Data:
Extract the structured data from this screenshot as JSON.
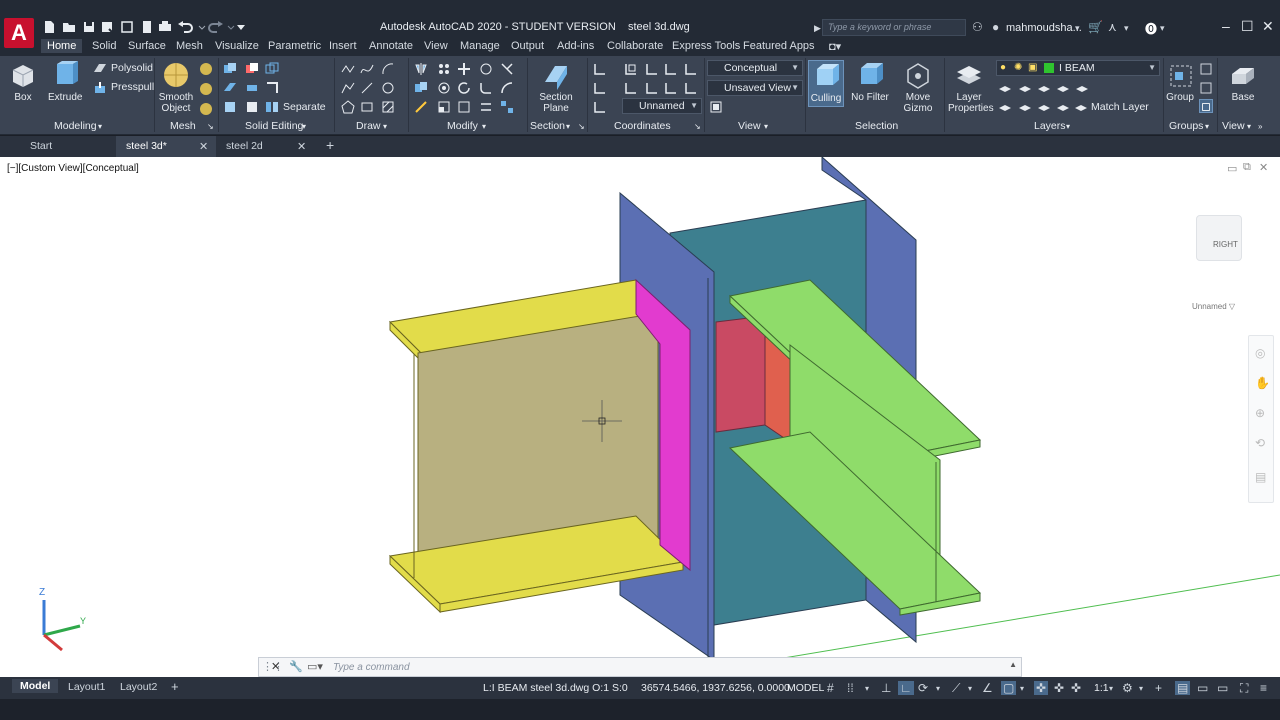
{
  "app": {
    "logo_letter": "A",
    "title": "Autodesk AutoCAD 2020 - STUDENT VERSION    steel 3d.dwg",
    "search_placeholder": "Type a keyword or phrase",
    "user_name": "mahmoudsha...",
    "accent_color": "#c8102e"
  },
  "ribbon_tabs": [
    "Home",
    "Solid",
    "Surface",
    "Mesh",
    "Visualize",
    "Parametric",
    "Insert",
    "Annotate",
    "View",
    "Manage",
    "Output",
    "Add-ins",
    "Collaborate",
    "Express Tools",
    "Featured Apps"
  ],
  "ribbon": {
    "box": "Box",
    "extrude": "Extrude",
    "polysolid": "Polysolid",
    "presspull": "Presspull",
    "smooth_object_1": "Smooth",
    "smooth_object_2": "Object",
    "separate": "Separate",
    "section_plane_1": "Section",
    "section_plane_2": "Plane",
    "visual_style": "Conceptual",
    "named_view": "Unsaved View",
    "ucs_name": "Unnamed",
    "culling": "Culling",
    "no_filter": "No Filter",
    "move_gizmo_1": "Move",
    "move_gizmo_2": "Gizmo",
    "layer_properties_1": "Layer",
    "layer_properties_2": "Properties",
    "current_layer": "I BEAM",
    "match_layer": "Match Layer",
    "group": "Group",
    "base": "Base",
    "panels": [
      "Modeling",
      "Mesh",
      "Solid Editing",
      "Draw",
      "Modify",
      "Section",
      "Coordinates",
      "View",
      "Selection",
      "Layers",
      "Groups",
      "View"
    ]
  },
  "doc_tabs": [
    {
      "label": "Start"
    },
    {
      "label": "steel 3d*"
    },
    {
      "label": "steel 2d"
    }
  ],
  "viewport": {
    "label": "[−][Custom View][Conceptual]",
    "viewcube_face": "RIGHT",
    "named_view_label": "Unnamed ▽",
    "axis_z": "Z",
    "axis_y": "Y",
    "colors": {
      "column_plate": "#5b6fb3",
      "column_web": "#3d7f8f",
      "yellow_beam": "#e2dc4a",
      "yellow_web": "#b8b080",
      "magenta_plate": "#e23bcf",
      "green_beam": "#8fdc6a",
      "red_plate": "#c94a63"
    }
  },
  "command": {
    "placeholder": "Type a command"
  },
  "status": {
    "tabs": [
      "Model",
      "Layout1",
      "Layout2"
    ],
    "layer_info": "L:I BEAM steel 3d.dwg O:1 S:0",
    "coordinates": "36574.5466, 1937.6256, 0.0000",
    "space": "MODEL",
    "scale": "1:1"
  }
}
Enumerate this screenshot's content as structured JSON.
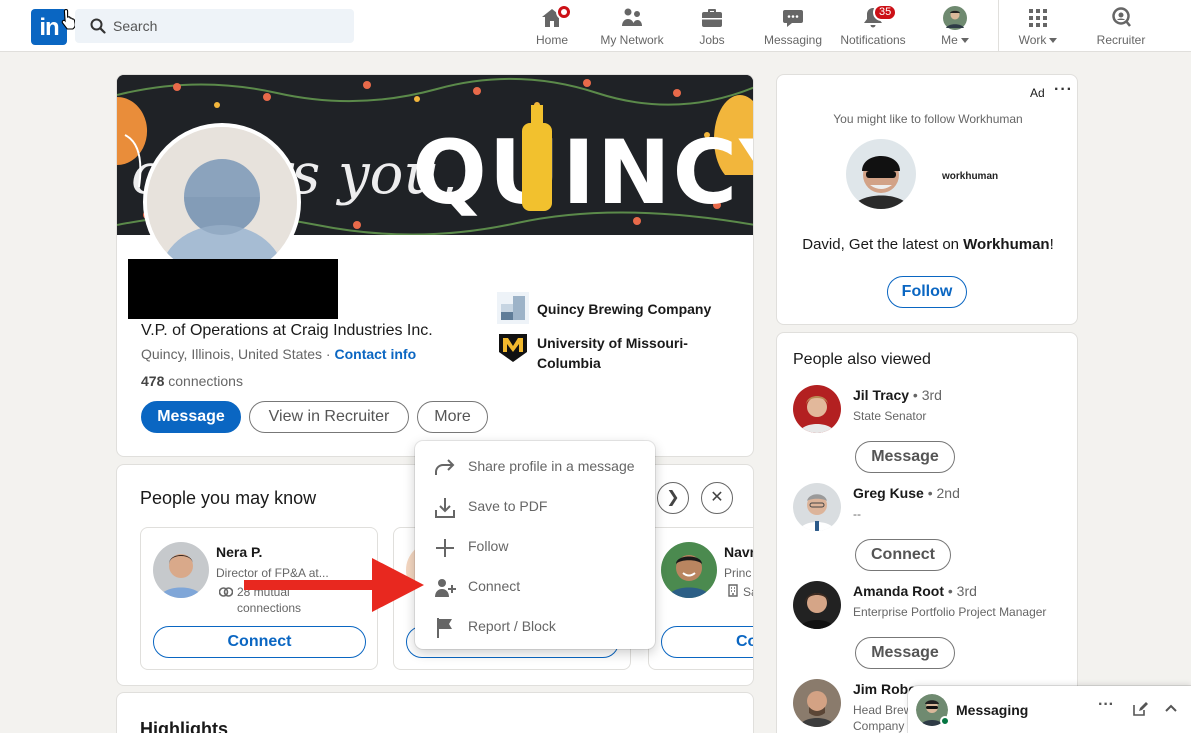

What is required: All of the material above should be reproduced exactly, except the pictures.

Response to the task:
Extract the structured data from this screenshot as JSON.
{
  "app": {
    "logo_letter": "A",
    "title": "Autodesk AutoCAD 2020 - STUDENT VERSION    steel 3d.dwg",
    "search_placeholder": "Type a keyword or phrase",
    "user_name": "mahmoudsha...",
    "accent_color": "#c8102e"
  },
  "ribbon_tabs": [
    "Home",
    "Solid",
    "Surface",
    "Mesh",
    "Visualize",
    "Parametric",
    "Insert",
    "Annotate",
    "View",
    "Manage",
    "Output",
    "Add-ins",
    "Collaborate",
    "Express Tools",
    "Featured Apps"
  ],
  "ribbon": {
    "box": "Box",
    "extrude": "Extrude",
    "polysolid": "Polysolid",
    "presspull": "Presspull",
    "smooth_object_1": "Smooth",
    "smooth_object_2": "Object",
    "separate": "Separate",
    "section_plane_1": "Section",
    "section_plane_2": "Plane",
    "visual_style": "Conceptual",
    "named_view": "Unsaved View",
    "ucs_name": "Unnamed",
    "culling": "Culling",
    "no_filter": "No Filter",
    "move_gizmo_1": "Move",
    "move_gizmo_2": "Gizmo",
    "layer_properties_1": "Layer",
    "layer_properties_2": "Properties",
    "current_layer": "I BEAM",
    "match_layer": "Match Layer",
    "group": "Group",
    "base": "Base",
    "panels": [
      "Modeling",
      "Mesh",
      "Solid Editing",
      "Draw",
      "Modify",
      "Section",
      "Coordinates",
      "View",
      "Selection",
      "Layers",
      "Groups",
      "View"
    ]
  },
  "doc_tabs": [
    {
      "label": "Start"
    },
    {
      "label": "steel 3d*"
    },
    {
      "label": "steel 2d"
    }
  ],
  "viewport": {
    "label": "[−][Custom View][Conceptual]",
    "viewcube_face": "RIGHT",
    "named_view_label": "Unnamed ▽",
    "axis_z": "Z",
    "axis_y": "Y",
    "colors": {
      "column_plate": "#5b6fb3",
      "column_web": "#3d7f8f",
      "yellow_beam": "#e2dc4a",
      "yellow_web": "#b8b080",
      "magenta_plate": "#e23bcf",
      "green_beam": "#8fdc6a",
      "red_plate": "#c94a63"
    }
  },
  "command": {
    "placeholder": "Type a command"
  },
  "status": {
    "tabs": [
      "Model",
      "Layout1",
      "Layout2"
    ],
    "layer_info": "L:I BEAM steel 3d.dwg O:1 S:0",
    "coordinates": "36574.5466, 1937.6256, 0.0000",
    "space": "MODEL",
    "scale": "1:1"
  }
}
Enumerate this screenshot's content as structured JSON.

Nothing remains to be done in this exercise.